[Stored entries]
===============
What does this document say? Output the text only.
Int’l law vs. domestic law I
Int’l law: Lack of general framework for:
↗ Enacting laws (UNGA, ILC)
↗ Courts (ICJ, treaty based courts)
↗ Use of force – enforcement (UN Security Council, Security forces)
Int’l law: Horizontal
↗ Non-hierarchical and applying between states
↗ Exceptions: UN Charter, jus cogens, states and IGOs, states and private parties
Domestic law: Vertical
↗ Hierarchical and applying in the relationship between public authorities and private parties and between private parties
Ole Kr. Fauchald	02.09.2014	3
===============
Go through the listing and print each line exactly as it appears.

Correct answer:
What does this document say? Output the text only.
Int’l law vs. domestic law I
Int’l law: Lack of general framework for:
↗ Enacting laws (UNGA, ILC)
↗ Courts (ICJ, treaty based courts)
↗ Use of force – enforcement (UN Security Council, Security forces)
Int’l law: Horizontal
↗ Non-hierarchical and applying between states
↗ Exceptions: UN Charter, jus cogens, states and IGOs, states and private parties
Domestic law: Vertical
↗ Hierarchical and applying in the relationship between public authorities and private parties and between private parties
Ole Kr. Fauchald	02.09.2014	3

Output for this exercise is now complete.